**Task requirements**: Any picture in the data below should be skipped, while every line is repeated exactly.

(Stored items from a collection)
--------------------------------
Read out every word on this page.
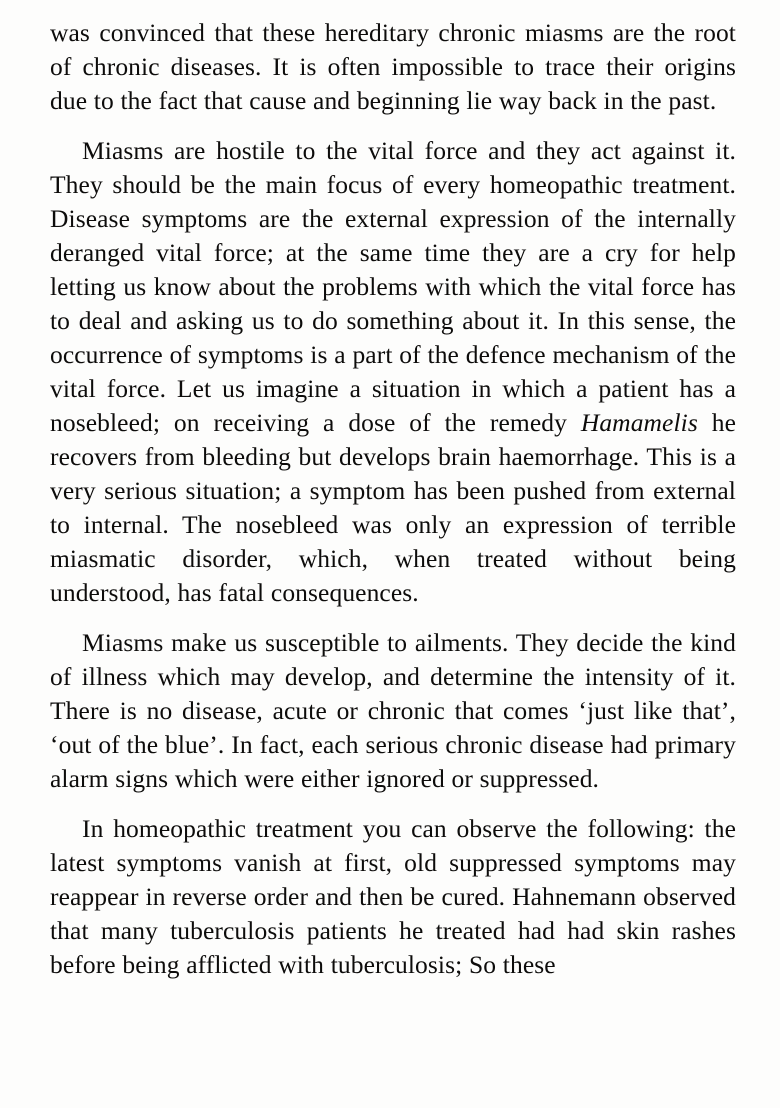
was convinced that these hereditary chronic miasms are the root of chronic diseases. It is often impossible to trace their origins due to the fact that cause and beginning lie way back in the past.

Miasms are hostile to the vital force and they act against it. They should be the main focus of every homeopathic treatment. Disease symptoms are the external expression of the internally deranged vital force; at the same time they are a cry for help letting us know about the problems with which the vital force has to deal and asking us to do something about it. In this sense, the occurrence of symptoms is a part of the defence mechanism of the vital force. Let us imagine a situation in which a patient has a nosebleed; on receiving a dose of the remedy Hamamelis he recovers from bleeding but develops brain haemorrhage. This is a very serious situation; a symptom has been pushed from external to internal. The nosebleed was only an expression of terrible miasmatic disorder, which, when treated without being understood, has fatal consequences.

Miasms make us susceptible to ailments. They decide the kind of illness which may develop, and determine the intensity of it. There is no disease, acute or chronic that comes ‘just like that’, ‘out of the blue’. In fact, each serious chronic disease had primary alarm signs which were either ignored or suppressed.

In homeopathic treatment you can observe the following: the latest symptoms vanish at first, old suppressed symptoms may reappear in reverse order and then be cured. Hahnemann observed that many tuberculosis patients he treated had had skin rashes before being afflicted with tuberculosis; So these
--------------------------------
**Solution for this task**:
Read out every word on this page.
was convinced that these hereditary chronic miasms are the root of chronic diseases. It is often impossible to trace their origins due to the fact that cause and beginning lie way back in the past.

Miasms are hostile to the vital force and they act against it. They should be the main focus of every homeopathic treatment. Disease symptoms are the external expression of the internally deranged vital force; at the same time they are a cry for help letting us know about the problems with which the vital force has to deal and asking us to do something about it. In this sense, the occurrence of symptoms is a part of the defence mechanism of the vital force. Let us imagine a situation in which a patient has a nosebleed; on receiving a dose of the remedy Hamamelis he recovers from bleeding but develops brain haemorrhage. This is a very serious situation; a symptom has been pushed from external to internal. The nosebleed was only an expression of terrible miasmatic disorder, which, when treated without being understood, has fatal consequences.

Miasms make us susceptible to ailments. They decide the kind of illness which may develop, and determine the intensity of it. There is no disease, acute or chronic that comes ‘just like that’, ‘out of the blue’. In fact, each serious chronic disease had primary alarm signs which were either ignored or suppressed.

In homeopathic treatment you can observe the following: the latest symptoms vanish at first, old suppressed symptoms may reappear in reverse order and then be cured. Hahnemann observed that many tuberculosis patients he treated had had skin rashes before being afflicted with tuberculosis; So these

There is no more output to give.